• GIVEN REQUEST:
Every record must be transcribed in its entirety, apart from the images, which are to be omitted.
[Begin DATA FOR THIS TASK]
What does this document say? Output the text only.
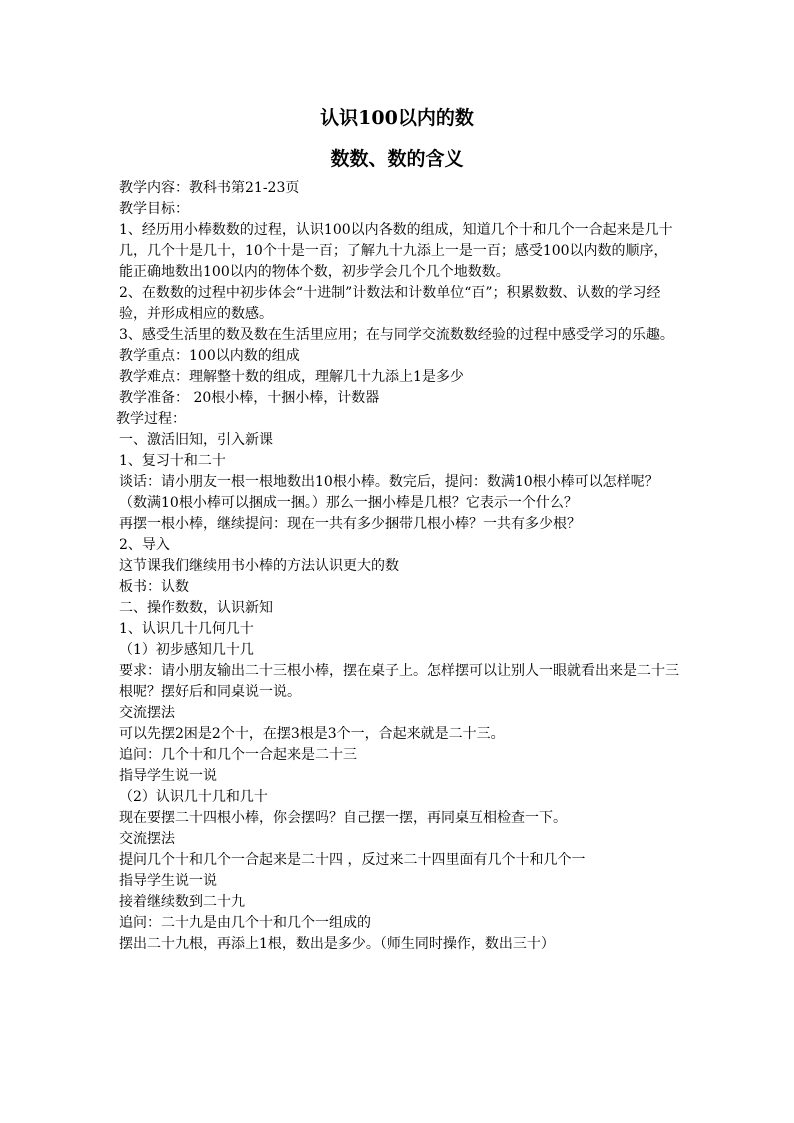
认识100以内的数
数数、数的含义
教学内容：教科书第21-23页
教学目标：
1、经历用小棒数数的过程，认识100以内各数的组成，知道几个十和几个一合起来是几十几，几个十是几十，10个十是一百；了解九十九添上一是一百；感受100以内数的顺序，能正确地数出100以内的物体个数，初步学会几个几个地数数。
2、在数数的过程中初步体会“十进制”计数法和计数单位“百”；积累数数、认数的学习经验，并形成相应的数感。
3、感受生活里的数及数在生活里应用；在与同学交流数数经验的过程中感受学习的乐趣。
教学重点：100以内数的组成
教学难点：理解整十数的组成，理解几十九添上1是多少
教学准备： 20根小棒，十捆小棒，计数器
教学过程：
一、激活旧知，引入新课
1、复习十和二十
谈话：请小朋友一根一根地数出10根小棒。数完后，提问：数满10根小棒可以怎样呢？（数满10根小棒可以捆成一捆。）那么一捆小棒是几根？它表示一个什么？
再摆一根小棒，继续提问：现在一共有多少捆带几根小棒？一共有多少根？
2、导入
这节课我们继续用书小棒的方法认识更大的数
板书：认数
二、操作数数，认识新知
1、认识几十几何几十
（1）初步感知几十几
要求：请小朋友输出二十三根小棒，摆在桌子上。怎样摆可以让别人一眼就看出来是二十三根呢？摆好后和同桌说一说。
交流摆法
可以先摆2困是2个十，在摆3根是3个一，合起来就是二十三。
追问：几个十和几个一合起来是二十三
指导学生说一说
（2）认识几十几和几十
现在要摆二十四根小棒，你会摆吗？自己摆一摆，再同桌互相检查一下。
交流摆法
提问几个十和几个一合起来是二十四 ，反过来二十四里面有几个十和几个一
指导学生说一说
接着继续数到二十九
追问：二十九是由几个十和几个一组成的
摆出二十九根，再添上1根，数出是多少。（师生同时操作，数出三十）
[End DATA FOR THIS TASK]
• WRITTEN REPLY:
What does this document say? Output the text only.
认识100以内的数
数数、数的含义
教学内容：教科书第21-23页
教学目标：
1、经历用小棒数数的过程，认识100以内各数的组成，知道几个十和几个一合起来是几十几，几个十是几十，10个十是一百；了解九十九添上一是一百；感受100以内数的顺序，能正确地数出100以内的物体个数，初步学会几个几个地数数。
2、在数数的过程中初步体会“十进制”计数法和计数单位“百”；积累数数、认数的学习经验，并形成相应的数感。
3、感受生活里的数及数在生活里应用；在与同学交流数数经验的过程中感受学习的乐趣。
教学重点：100以内数的组成
教学难点：理解整十数的组成，理解几十九添上1是多少
教学准备： 20根小棒，十捆小棒，计数器
教学过程：
一、激活旧知，引入新课
1、复习十和二十
谈话：请小朋友一根一根地数出10根小棒。数完后，提问：数满10根小棒可以怎样呢？（数满10根小棒可以捆成一捆。）那么一捆小棒是几根？它表示一个什么？
再摆一根小棒，继续提问：现在一共有多少捆带几根小棒？一共有多少根？
2、导入
这节课我们继续用书小棒的方法认识更大的数
板书：认数
二、操作数数，认识新知
1、认识几十几何几十
（1）初步感知几十几
要求：请小朋友输出二十三根小棒，摆在桌子上。怎样摆可以让别人一眼就看出来是二十三根呢？摆好后和同桌说一说。
交流摆法
可以先摆2困是2个十，在摆3根是3个一，合起来就是二十三。
追问：几个十和几个一合起来是二十三
指导学生说一说
（2）认识几十几和几十
现在要摆二十四根小棒，你会摆吗？自己摆一摆，再同桌互相检查一下。
交流摆法
提问几个十和几个一合起来是二十四 ，反过来二十四里面有几个十和几个一
指导学生说一说
接着继续数到二十九
追问：二十九是由几个十和几个一组成的
摆出二十九根，再添上1根，数出是多少。（师生同时操作，数出三十）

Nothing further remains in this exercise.